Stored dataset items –
————————

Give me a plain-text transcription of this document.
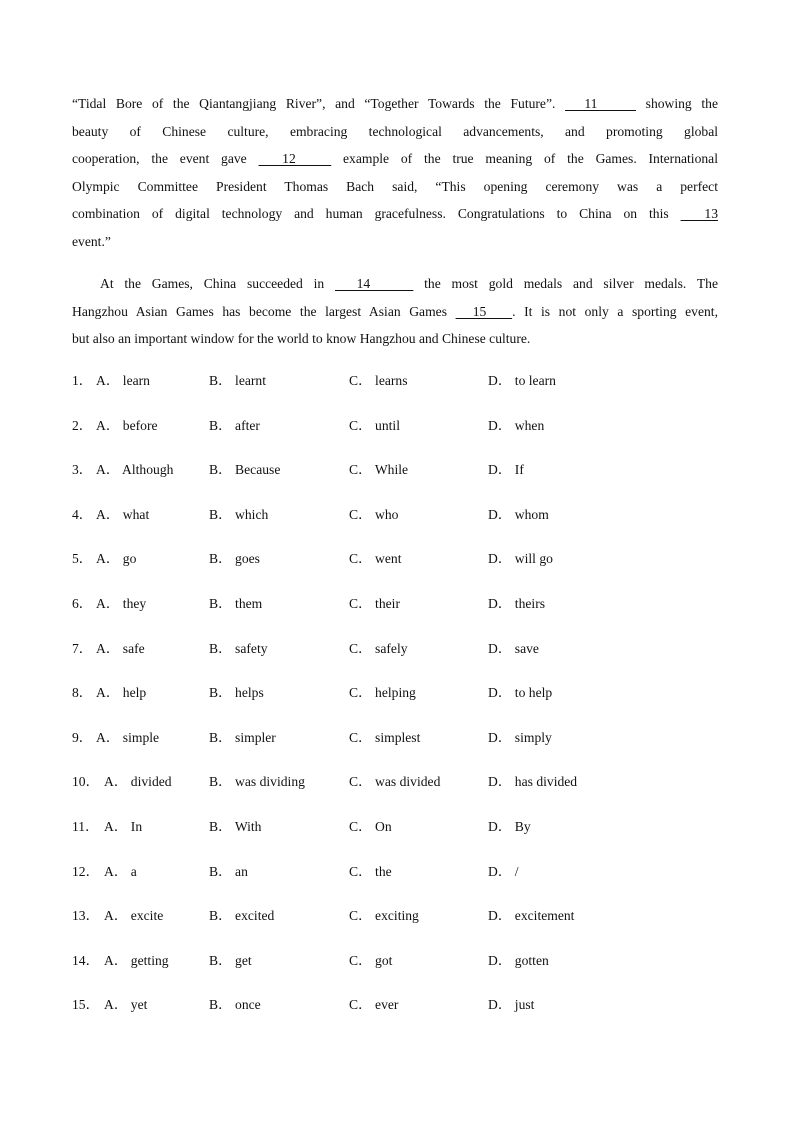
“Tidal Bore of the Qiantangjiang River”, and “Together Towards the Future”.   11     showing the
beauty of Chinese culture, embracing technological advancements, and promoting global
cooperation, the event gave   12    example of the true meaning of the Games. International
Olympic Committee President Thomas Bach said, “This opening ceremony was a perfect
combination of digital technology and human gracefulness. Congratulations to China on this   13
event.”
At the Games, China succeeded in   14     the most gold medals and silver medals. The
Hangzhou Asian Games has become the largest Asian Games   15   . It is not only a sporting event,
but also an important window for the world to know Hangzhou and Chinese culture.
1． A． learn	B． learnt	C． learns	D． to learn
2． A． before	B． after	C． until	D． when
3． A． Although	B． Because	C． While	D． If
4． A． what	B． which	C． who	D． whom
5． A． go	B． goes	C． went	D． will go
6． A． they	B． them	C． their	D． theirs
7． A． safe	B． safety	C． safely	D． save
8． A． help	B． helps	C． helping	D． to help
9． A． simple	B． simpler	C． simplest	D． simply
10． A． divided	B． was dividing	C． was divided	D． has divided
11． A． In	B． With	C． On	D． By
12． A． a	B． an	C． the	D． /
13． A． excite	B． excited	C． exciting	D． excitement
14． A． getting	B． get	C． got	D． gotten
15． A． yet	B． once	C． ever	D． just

————————

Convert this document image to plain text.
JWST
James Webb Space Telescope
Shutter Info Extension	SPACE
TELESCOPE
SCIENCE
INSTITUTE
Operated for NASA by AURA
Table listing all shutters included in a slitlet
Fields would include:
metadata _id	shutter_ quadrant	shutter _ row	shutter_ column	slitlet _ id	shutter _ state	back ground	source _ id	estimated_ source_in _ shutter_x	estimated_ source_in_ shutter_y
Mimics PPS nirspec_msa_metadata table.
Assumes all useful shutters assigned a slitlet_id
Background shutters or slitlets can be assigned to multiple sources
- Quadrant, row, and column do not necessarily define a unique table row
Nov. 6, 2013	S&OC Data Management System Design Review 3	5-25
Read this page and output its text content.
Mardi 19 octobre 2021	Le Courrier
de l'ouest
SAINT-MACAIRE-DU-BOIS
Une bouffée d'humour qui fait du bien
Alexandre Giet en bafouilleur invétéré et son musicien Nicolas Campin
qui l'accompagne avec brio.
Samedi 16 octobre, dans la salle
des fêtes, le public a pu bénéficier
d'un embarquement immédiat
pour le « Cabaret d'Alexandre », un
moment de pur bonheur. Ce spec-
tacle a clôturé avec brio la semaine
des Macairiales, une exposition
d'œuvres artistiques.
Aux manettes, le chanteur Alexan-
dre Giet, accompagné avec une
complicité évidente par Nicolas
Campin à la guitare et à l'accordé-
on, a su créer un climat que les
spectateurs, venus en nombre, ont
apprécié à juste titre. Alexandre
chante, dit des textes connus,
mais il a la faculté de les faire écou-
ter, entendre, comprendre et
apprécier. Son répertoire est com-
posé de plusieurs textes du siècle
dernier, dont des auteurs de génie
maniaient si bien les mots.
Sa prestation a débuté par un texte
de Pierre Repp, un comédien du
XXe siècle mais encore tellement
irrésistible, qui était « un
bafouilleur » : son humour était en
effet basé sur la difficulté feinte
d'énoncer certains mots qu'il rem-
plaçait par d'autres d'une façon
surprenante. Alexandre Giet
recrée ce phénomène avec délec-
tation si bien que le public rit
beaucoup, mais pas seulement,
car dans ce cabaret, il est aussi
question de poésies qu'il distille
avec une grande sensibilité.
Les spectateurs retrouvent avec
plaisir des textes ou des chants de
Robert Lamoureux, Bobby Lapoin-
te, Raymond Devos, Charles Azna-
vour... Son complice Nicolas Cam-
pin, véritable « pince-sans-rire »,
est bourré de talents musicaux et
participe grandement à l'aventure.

————————

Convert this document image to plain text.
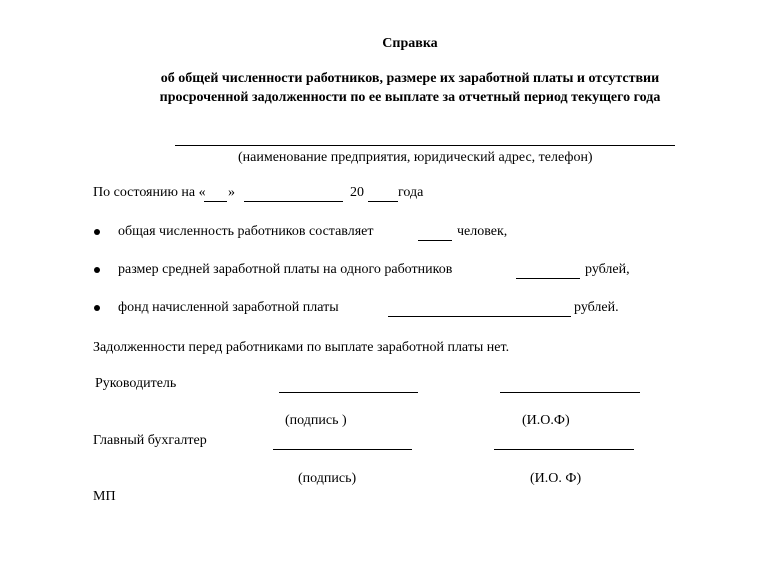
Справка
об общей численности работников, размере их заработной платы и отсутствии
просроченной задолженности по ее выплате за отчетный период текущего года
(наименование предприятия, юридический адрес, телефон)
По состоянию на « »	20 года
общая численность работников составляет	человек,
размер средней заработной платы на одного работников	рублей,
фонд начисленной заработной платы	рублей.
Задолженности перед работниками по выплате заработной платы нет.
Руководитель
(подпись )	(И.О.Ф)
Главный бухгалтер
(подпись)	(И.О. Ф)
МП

————————

Aim of the exercise – Lines from the records above that hold "column" are the ones to list.

Solution –
metadata _id	shutter_ quadrant	shutter _ row	shutter_ column	slitlet _ id	shutter _ state	back ground	source _ id	estimated_ source_in _ shutter_x	estimated_ source_in_ shutter_y
- Quadrant, row, and column do not necessarily define a unique table row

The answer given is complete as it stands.